__BRIEF__: Search the listing for the string "comme" and copy every line that contains it.

* * *

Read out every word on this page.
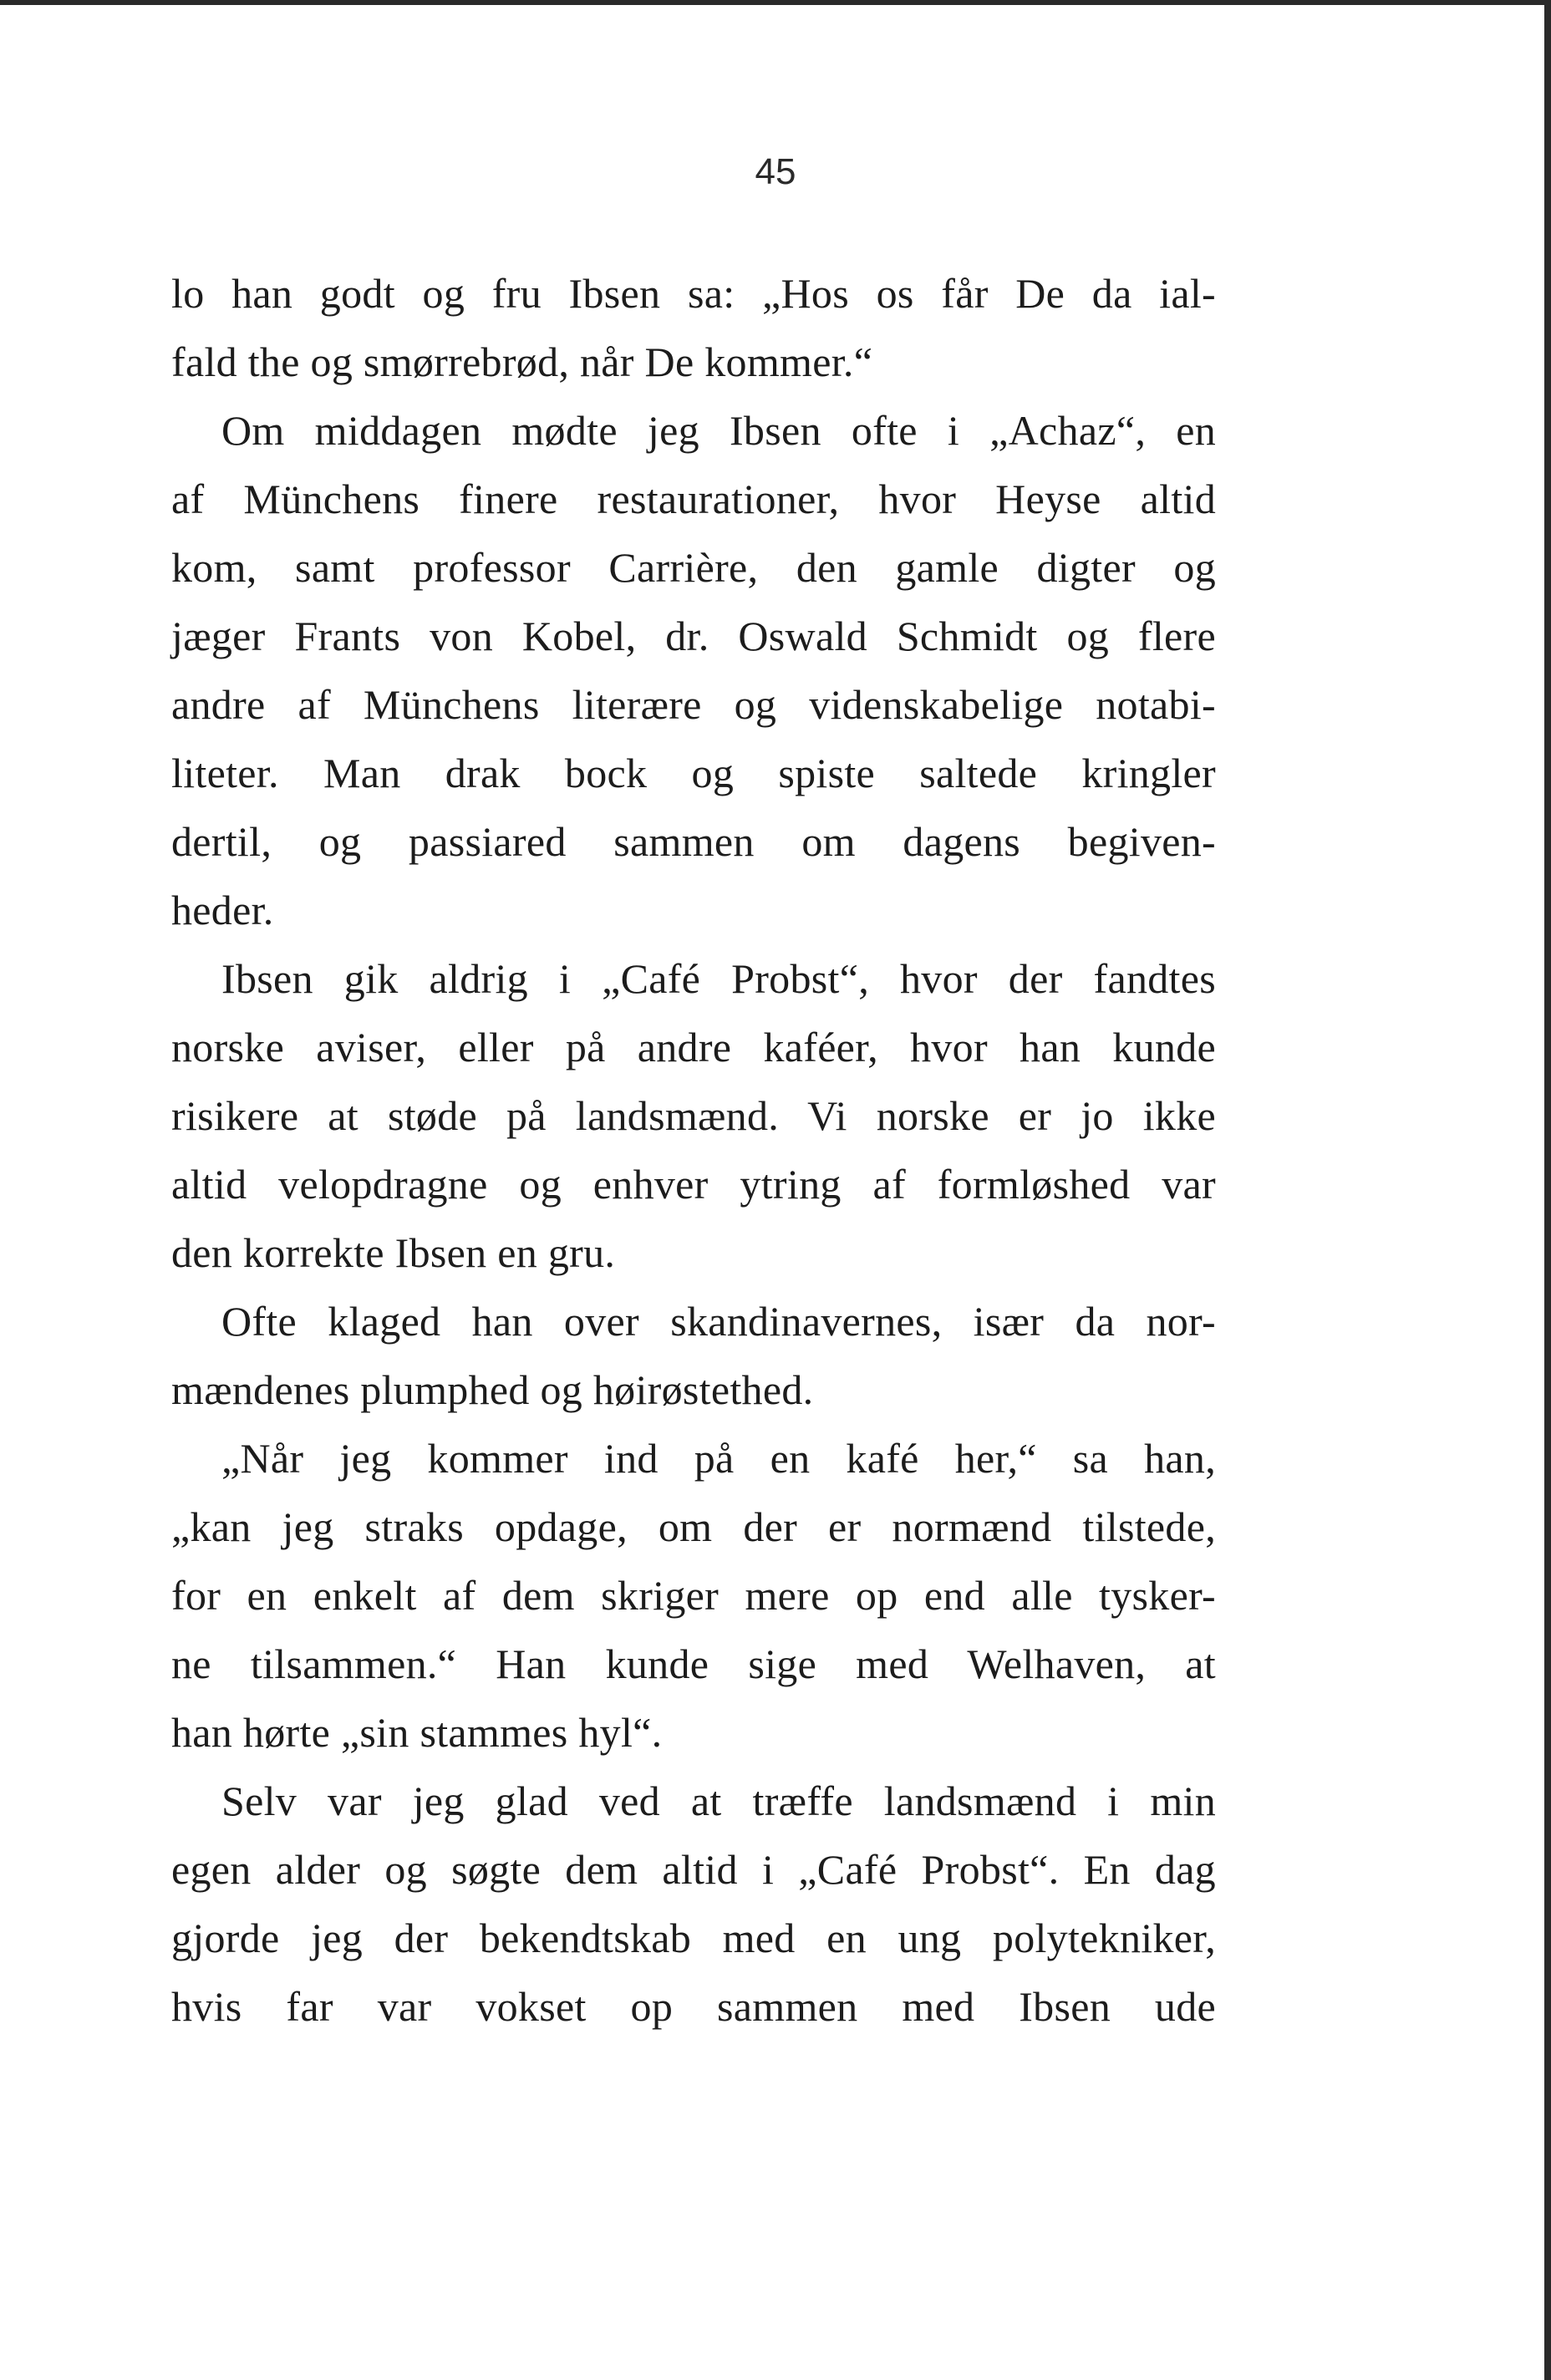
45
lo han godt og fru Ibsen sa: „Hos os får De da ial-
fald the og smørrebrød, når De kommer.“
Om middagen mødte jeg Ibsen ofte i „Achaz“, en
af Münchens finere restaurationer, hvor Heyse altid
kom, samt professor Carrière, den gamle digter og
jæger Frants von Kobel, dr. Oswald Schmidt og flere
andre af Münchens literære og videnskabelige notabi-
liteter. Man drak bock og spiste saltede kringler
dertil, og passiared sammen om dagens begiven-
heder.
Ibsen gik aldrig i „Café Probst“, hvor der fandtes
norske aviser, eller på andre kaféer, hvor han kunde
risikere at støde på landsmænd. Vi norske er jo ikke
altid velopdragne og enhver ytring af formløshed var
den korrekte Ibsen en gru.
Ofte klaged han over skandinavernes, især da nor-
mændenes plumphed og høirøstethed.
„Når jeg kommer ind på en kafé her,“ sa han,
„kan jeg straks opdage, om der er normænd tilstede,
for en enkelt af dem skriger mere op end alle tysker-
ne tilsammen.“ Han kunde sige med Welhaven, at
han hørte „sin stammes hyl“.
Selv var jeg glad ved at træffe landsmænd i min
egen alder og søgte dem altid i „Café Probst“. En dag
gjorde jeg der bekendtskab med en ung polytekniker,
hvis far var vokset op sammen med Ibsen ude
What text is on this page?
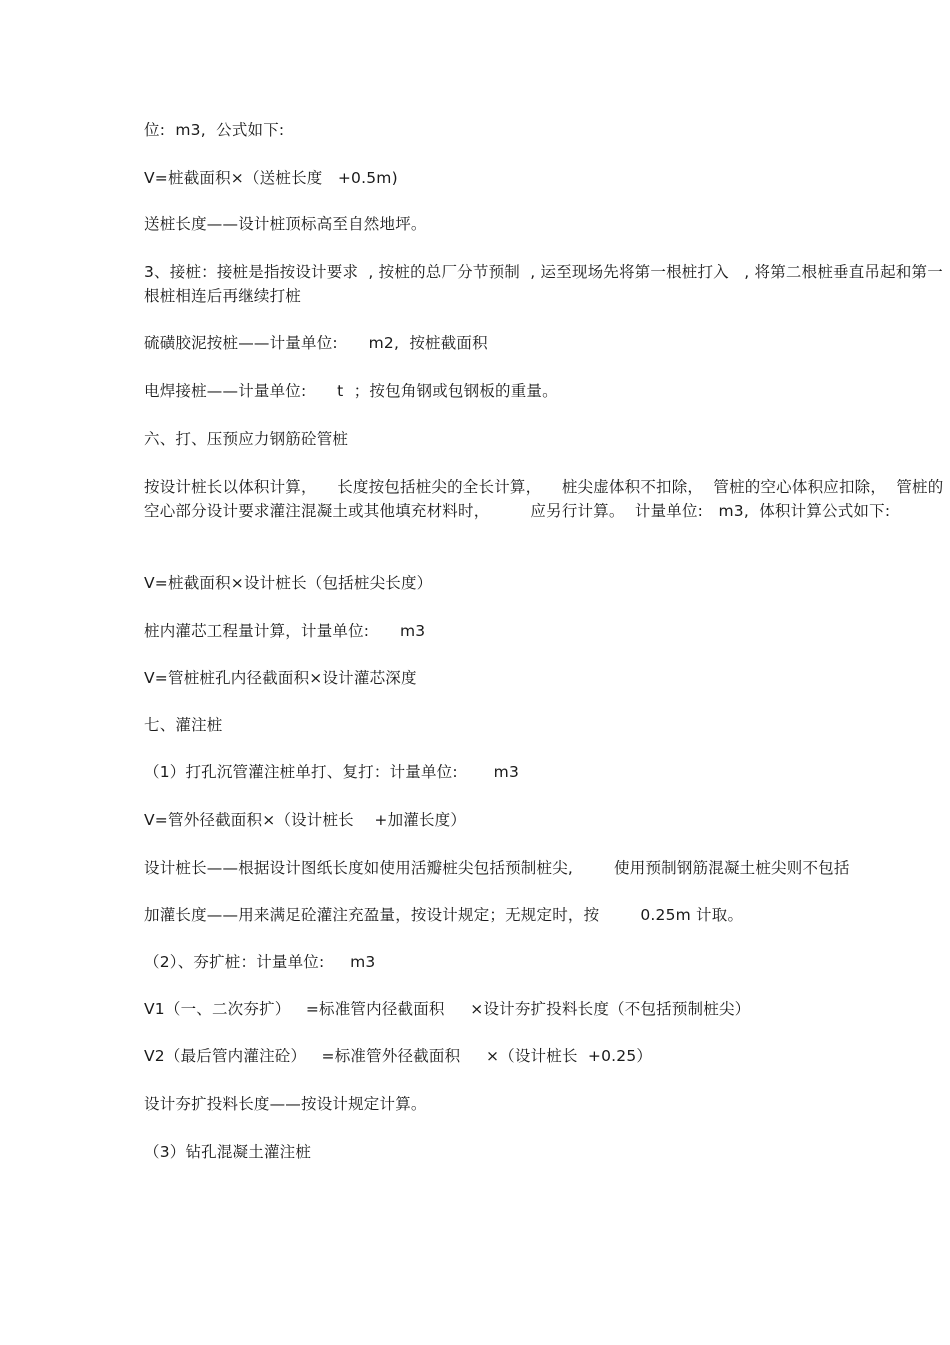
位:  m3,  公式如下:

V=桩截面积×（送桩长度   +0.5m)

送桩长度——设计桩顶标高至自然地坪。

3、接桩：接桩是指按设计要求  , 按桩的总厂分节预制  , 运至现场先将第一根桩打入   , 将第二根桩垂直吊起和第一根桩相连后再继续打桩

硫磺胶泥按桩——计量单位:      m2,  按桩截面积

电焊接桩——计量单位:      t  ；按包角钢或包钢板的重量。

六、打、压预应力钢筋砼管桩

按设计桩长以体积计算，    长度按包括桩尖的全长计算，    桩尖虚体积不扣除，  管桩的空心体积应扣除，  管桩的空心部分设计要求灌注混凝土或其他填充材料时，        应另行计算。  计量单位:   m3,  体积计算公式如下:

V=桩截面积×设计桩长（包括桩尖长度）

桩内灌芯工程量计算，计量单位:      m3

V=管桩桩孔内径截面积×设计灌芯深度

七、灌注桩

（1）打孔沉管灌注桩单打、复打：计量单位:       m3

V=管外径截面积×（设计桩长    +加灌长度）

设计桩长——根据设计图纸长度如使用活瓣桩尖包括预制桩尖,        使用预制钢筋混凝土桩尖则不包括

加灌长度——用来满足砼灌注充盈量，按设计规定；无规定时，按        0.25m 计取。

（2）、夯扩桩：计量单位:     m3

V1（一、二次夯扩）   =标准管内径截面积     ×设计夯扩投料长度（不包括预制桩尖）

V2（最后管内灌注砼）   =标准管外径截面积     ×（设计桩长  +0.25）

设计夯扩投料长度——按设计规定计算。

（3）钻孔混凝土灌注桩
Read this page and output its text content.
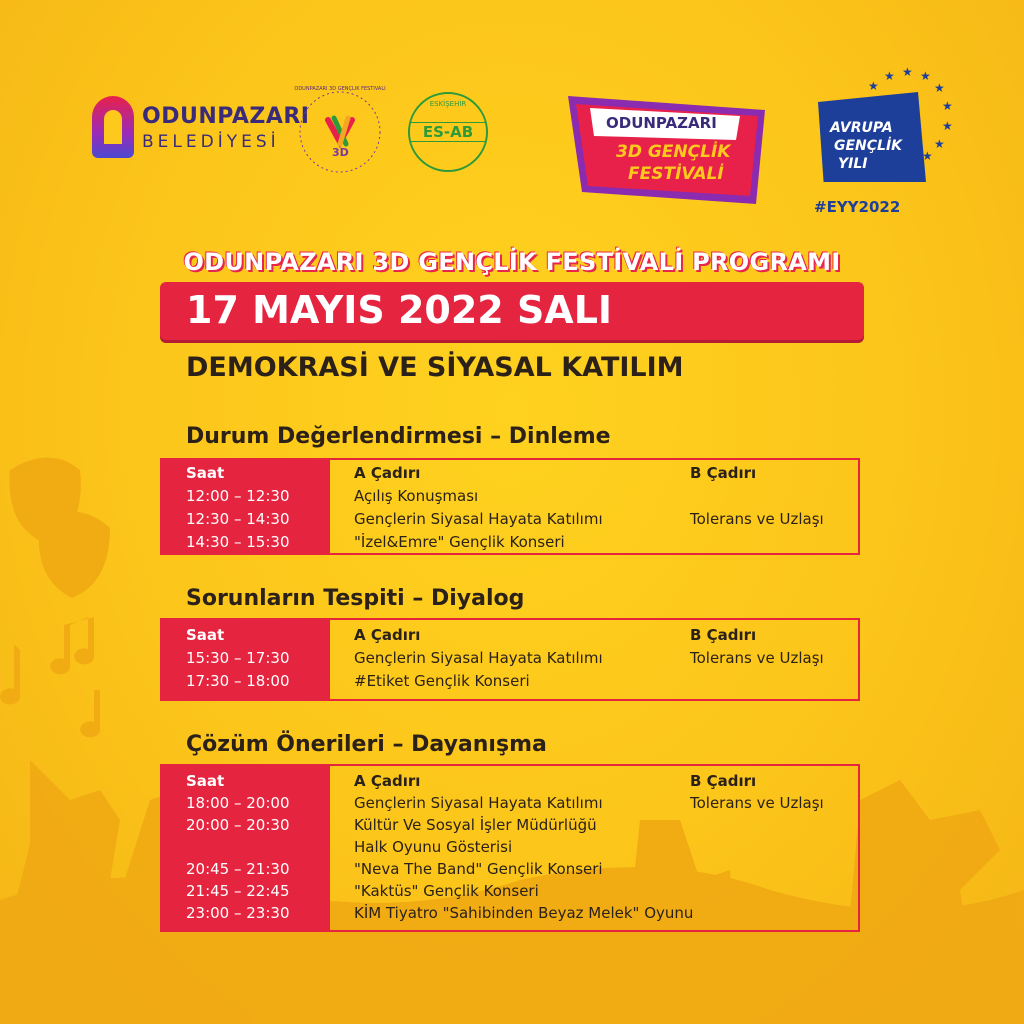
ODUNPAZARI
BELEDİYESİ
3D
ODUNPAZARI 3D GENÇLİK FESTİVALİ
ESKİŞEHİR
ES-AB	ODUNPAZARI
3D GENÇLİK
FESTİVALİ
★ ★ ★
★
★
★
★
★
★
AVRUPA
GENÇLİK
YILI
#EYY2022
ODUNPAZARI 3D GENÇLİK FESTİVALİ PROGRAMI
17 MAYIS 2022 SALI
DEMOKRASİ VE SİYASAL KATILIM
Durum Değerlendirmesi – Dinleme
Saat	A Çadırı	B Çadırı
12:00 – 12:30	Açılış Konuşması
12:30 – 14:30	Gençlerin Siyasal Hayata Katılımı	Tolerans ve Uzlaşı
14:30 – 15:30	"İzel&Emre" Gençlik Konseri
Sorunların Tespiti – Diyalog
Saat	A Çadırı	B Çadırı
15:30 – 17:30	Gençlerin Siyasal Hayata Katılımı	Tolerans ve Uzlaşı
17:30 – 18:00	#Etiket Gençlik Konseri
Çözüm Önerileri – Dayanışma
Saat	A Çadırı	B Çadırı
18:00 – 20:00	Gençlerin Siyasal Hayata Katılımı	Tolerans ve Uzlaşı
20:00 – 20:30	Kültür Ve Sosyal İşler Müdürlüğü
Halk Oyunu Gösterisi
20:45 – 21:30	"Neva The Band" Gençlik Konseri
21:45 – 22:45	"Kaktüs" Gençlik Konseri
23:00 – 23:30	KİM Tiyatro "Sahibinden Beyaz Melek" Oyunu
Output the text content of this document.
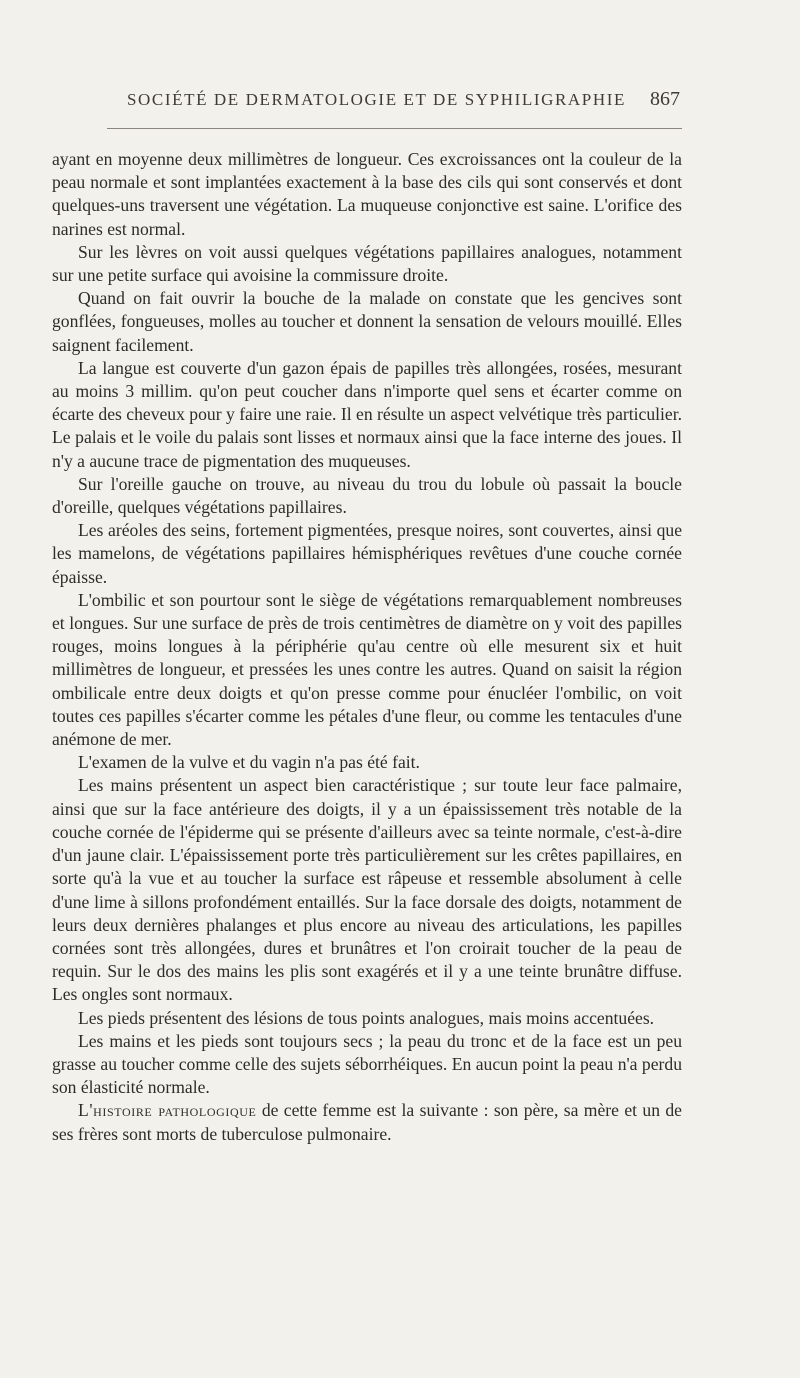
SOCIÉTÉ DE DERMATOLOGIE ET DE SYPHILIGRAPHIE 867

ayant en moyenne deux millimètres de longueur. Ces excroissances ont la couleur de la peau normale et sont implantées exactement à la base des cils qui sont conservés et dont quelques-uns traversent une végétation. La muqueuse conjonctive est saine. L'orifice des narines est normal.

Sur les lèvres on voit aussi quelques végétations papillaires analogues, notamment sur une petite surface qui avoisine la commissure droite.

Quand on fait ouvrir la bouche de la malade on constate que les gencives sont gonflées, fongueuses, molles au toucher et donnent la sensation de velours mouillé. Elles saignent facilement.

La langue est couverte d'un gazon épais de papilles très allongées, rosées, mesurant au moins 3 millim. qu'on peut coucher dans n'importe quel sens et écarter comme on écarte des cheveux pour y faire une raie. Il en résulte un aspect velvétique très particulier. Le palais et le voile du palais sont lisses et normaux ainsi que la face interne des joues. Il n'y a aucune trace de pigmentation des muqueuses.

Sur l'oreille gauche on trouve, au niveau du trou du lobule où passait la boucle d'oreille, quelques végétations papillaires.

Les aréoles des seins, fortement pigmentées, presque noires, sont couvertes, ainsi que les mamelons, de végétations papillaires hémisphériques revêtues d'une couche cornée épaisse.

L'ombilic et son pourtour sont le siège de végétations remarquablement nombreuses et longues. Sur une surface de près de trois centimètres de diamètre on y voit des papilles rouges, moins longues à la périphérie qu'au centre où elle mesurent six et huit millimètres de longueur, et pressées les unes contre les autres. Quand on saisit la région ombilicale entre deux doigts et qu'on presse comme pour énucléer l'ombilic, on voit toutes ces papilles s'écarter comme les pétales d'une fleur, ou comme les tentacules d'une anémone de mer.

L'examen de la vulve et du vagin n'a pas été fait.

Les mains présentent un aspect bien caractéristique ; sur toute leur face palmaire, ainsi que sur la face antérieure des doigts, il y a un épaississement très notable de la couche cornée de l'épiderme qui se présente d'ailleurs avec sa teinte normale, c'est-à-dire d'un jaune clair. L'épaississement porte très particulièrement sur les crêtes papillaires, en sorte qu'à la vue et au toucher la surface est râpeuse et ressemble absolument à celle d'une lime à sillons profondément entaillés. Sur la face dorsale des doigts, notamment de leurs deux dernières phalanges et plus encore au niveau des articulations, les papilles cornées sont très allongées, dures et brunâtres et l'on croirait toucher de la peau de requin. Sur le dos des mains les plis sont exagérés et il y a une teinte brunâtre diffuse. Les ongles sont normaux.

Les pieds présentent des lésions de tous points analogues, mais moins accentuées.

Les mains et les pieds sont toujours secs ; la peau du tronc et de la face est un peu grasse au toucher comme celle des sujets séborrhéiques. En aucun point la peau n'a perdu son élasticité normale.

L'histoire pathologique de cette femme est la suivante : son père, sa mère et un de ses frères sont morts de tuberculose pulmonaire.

* * *

__COMPLETE OUTPUT__:
La langue est couverte d'un gazon épais de papilles très allongées, rosées, mesurant au moins 3 millim. qu'on peut coucher dans n'importe quel sens et écarter comme on écarte des cheveux pour y faire une raie. Il en résulte un aspect velvétique très particulier. Le palais et le voile du palais sont lisses et normaux ainsi que la face interne des joues. Il n'y a aucune trace de pigmentation des muqueuses.
L'ombilic et son pourtour sont le siège de végétations remarquablement nombreuses et longues. Sur une surface de près de trois centimètres de diamètre on y voit des papilles rouges, moins longues à la périphérie qu'au centre où elle mesurent six et huit millimètres de longueur, et pressées les unes contre les autres. Quand on saisit la région ombilicale entre deux doigts et qu'on presse comme pour énucléer l'ombilic, on voit toutes ces papilles s'écarter comme les pétales d'une fleur, ou comme les tentacules d'une anémone de mer.
Les mains et les pieds sont toujours secs ; la peau du tronc et de la face est un peu grasse au toucher comme celle des sujets séborrhéiques. En aucun point la peau n'a perdu son élasticité normale.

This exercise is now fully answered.